(Records from a dataset)
+---+
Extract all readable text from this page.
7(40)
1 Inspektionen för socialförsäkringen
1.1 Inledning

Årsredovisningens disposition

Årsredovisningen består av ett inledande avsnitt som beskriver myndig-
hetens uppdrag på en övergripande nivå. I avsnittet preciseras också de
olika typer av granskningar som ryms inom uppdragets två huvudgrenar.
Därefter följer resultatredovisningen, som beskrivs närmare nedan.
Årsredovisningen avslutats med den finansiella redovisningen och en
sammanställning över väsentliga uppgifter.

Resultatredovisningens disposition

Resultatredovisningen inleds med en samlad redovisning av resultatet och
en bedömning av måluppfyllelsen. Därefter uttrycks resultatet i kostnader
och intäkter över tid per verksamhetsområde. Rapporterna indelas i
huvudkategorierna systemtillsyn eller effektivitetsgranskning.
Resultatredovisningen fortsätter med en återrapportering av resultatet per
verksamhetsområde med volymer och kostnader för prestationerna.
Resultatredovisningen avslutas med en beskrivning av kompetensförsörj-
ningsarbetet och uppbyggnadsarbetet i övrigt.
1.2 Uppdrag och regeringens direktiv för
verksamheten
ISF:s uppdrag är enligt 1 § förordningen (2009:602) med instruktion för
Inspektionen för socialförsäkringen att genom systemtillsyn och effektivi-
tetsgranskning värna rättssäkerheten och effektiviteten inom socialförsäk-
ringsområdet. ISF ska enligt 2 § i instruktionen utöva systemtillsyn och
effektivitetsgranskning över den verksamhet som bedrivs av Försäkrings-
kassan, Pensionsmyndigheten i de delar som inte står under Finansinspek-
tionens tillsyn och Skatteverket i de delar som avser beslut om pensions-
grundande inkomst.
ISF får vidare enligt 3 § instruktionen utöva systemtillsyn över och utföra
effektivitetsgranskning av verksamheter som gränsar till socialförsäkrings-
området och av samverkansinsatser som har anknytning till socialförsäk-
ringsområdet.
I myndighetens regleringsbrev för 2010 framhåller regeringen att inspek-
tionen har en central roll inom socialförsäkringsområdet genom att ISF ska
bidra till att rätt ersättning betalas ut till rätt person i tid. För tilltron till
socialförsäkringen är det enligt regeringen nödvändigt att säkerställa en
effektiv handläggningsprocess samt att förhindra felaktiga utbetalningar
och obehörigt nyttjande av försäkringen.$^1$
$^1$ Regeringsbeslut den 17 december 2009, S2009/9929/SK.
+---+
#### WHAT YOU WILL DO:
Read through the entries and copy every line that includes "enligt".

#### RESPONSE:
ISF:s uppdrag är enligt 1 § förordningen (2009:602) med instruktion för
ringsområdet. ISF ska enligt 2 § i instruktionen utöva systemtillsyn och
ISF får vidare enligt 3 § instruktionen utöva systemtillsyn över och utföra
socialförsäkringen är det enligt regeringen nödvändigt att säkerställa en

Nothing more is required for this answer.